◆ **Prompt**: Retype each line exactly. Skip images.

[Records from a collection of figures]
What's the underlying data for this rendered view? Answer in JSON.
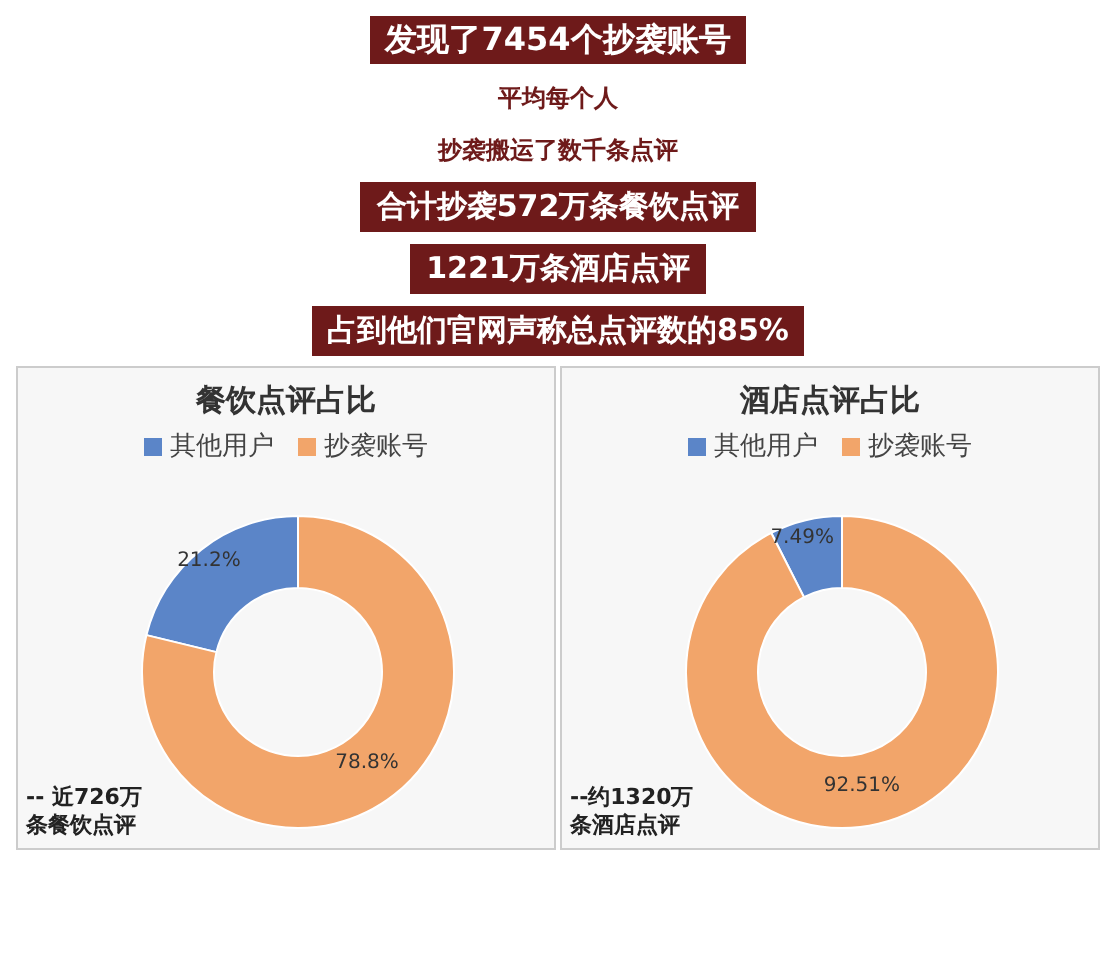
{
  "chart_data": [
    {
      "type": "other",
      "title": "发现了7454个抄袭账号",
      "annotations": [
        "平均每个人",
        "抄袭搬运了数千条点评",
        "合计抄袭572万条餐饮点评",
        "1221万条酒店点评",
        "占到他们官网声称总点评数的85%"
      ]
    },
    {
      "type": "donut",
      "title": "餐饮点评占比",
      "categories": [
        "其他用户",
        "抄袭账号"
      ],
      "values": [
        21.2,
        78.8
      ],
      "value_labels": [
        "21.2%",
        "78.8%"
      ],
      "colors": [
        "#5b85c8",
        "#f2a56a"
      ],
      "legend": "top",
      "annotations": [
        "-- 近726万条餐饮点评"
      ]
    },
    {
      "type": "donut",
      "title": "酒店点评占比",
      "categories": [
        "其他用户",
        "抄袭账号"
      ],
      "values": [
        7.49,
        92.51
      ],
      "value_labels": [
        "7.49%",
        "92.51%"
      ],
      "colors": [
        "#5b85c8",
        "#f2a56a"
      ],
      "legend": "top",
      "annotations": [
        "--约1320万条酒店点评"
      ]
    }
  ]
}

◆ **Final answer**:
What's the underlying data for this rendered view? Answer in JSON.
{
  "chart_data": [
    {
      "type": "other",
      "title": "发现了7454个抄袭账号",
      "annotations": [
        "平均每个人",
        "抄袭搬运了数千条点评",
        "合计抄袭572万条餐饮点评",
        "1221万条酒店点评",
        "占到他们官网声称总点评数的85%"
      ]
    },
    {
      "type": "donut",
      "title": "餐饮点评占比",
      "categories": [
        "其他用户",
        "抄袭账号"
      ],
      "values": [
        21.2,
        78.8
      ],
      "value_labels": [
        "21.2%",
        "78.8%"
      ],
      "colors": [
        "#5b85c8",
        "#f2a56a"
      ],
      "legend": "top",
      "annotations": [
        "-- 近726万条餐饮点评"
      ]
    },
    {
      "type": "donut",
      "title": "酒店点评占比",
      "categories": [
        "其他用户",
        "抄袭账号"
      ],
      "values": [
        7.49,
        92.51
      ],
      "value_labels": [
        "7.49%",
        "92.51%"
      ],
      "colors": [
        "#5b85c8",
        "#f2a56a"
      ],
      "legend": "top",
      "annotations": [
        "--约1320万条酒店点评"
      ]
    }
  ]
}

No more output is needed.